Latency refers to a short period of delay (usually measured in milliseconds) between when an audio signal enters a system, and when it emerges. Potential contributors to latency in an audio system include analog-to-digital conversion, buffering, digital signal processing, transmission time, digital-to-analog conversion, and the speed of sound in the transmission medium.
Latency can be a critical performance metric in professional audio including sound reinforcement systems, foldback systems (especially those using in-ear monitors) live radio and television. Excessive audio latency has the potential to degrade call quality in telecommunications applications. Low latency audio in computers is important for interactivity.
In all systems, latency can be said to consist of three elements: codec delay, playout delay and network delay.
Latency in telephone calls is sometimes referred to as mouth-to-ear delay; the telecommunications industry also uses the term quality of experience (QoE). Voice quality is measured according to the ITU model; measurable quality of a call degrades rapidly where the mouth-to-ear delay latency exceeds 200 milliseconds. The mean opinion score (MOS) is also comparable in a near-linear fashion with the ITU's quality scale - defined in standards G.107, [1] : 800 G.108 [2] and G.109 [3] - with a quality factor R ranging from 0 to 100. An MOS of 4 ('Good') would have an R score of 80 or above; to achieve 100R requires an MOS exceeding 4.5.
The ITU and 3GPP groups end-user services into classes based on latency sensitivity: [4]
Very sensitive to delayLess sensitive to delay | |||||
---|---|---|---|---|---|
Classes |
|
|
|
| |
Services | Conversational video/voice, realtime video | Voice messaging | Streaming video and voice | Fax | |
Realtime data | Transactional data | Non realtime data | Background data |
Similarly, the G.114 recommendation regarding mouth-to-ear delay indicates that most users are "very satisfied" as long as latency does not exceed 200 ms, with an according R of 90+. Codec choice also plays an important role; the highest quality (and highest bandwidth) codecs like G.711 are usually configured to incur the least encode-decode latency, so on a network with sufficient throughput sub-100 ms latencies can be achieved. G.711 at a bitrate of 64 kbit/s is the encoding method predominantly used on the public switched telephone network.
The AMR narrowband codec, used in GSM and UMTS networks, introduces latency in the encode and decode processes.

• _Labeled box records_
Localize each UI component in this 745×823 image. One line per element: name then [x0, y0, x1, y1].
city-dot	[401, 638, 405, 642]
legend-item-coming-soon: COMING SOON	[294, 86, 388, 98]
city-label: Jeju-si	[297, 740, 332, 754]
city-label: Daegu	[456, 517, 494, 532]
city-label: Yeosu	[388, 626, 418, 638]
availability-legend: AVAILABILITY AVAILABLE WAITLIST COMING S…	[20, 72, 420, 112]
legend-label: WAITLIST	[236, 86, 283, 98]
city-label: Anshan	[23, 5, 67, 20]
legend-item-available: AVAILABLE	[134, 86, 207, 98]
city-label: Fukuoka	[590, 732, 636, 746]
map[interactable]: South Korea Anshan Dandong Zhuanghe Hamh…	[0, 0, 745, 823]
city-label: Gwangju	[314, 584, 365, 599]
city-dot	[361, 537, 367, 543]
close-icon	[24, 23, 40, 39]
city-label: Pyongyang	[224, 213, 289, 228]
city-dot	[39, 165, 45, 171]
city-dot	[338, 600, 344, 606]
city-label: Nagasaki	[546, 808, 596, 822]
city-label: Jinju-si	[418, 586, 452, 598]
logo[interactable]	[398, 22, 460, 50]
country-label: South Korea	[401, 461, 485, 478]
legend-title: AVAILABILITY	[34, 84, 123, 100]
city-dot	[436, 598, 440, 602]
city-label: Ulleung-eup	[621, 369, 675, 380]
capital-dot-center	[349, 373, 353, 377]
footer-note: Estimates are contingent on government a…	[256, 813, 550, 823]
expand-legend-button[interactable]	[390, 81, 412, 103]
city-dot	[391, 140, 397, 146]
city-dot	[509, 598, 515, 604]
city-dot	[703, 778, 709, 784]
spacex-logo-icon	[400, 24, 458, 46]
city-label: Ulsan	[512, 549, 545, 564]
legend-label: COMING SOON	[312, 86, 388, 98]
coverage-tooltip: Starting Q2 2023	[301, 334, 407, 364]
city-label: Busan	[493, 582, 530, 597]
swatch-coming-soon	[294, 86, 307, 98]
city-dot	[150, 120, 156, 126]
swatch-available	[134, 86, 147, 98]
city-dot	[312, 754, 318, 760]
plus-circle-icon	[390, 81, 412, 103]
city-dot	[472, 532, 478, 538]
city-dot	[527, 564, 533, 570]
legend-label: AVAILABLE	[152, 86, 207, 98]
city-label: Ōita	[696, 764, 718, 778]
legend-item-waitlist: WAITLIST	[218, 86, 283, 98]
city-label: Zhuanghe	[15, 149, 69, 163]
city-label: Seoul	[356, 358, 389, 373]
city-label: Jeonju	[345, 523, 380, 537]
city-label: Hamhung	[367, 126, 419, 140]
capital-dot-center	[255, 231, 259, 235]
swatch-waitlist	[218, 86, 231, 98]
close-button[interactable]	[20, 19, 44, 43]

• _What the task requires_
List every potential contributor to latency in an audio system that the audio latency text names.

• _Solution to the exercise_
- Analog-to-digital conversion
- Buffering
- Digital signal processing
- Transmission time
- Digital-to-analog conversion
- The speed of sound in the transmission medium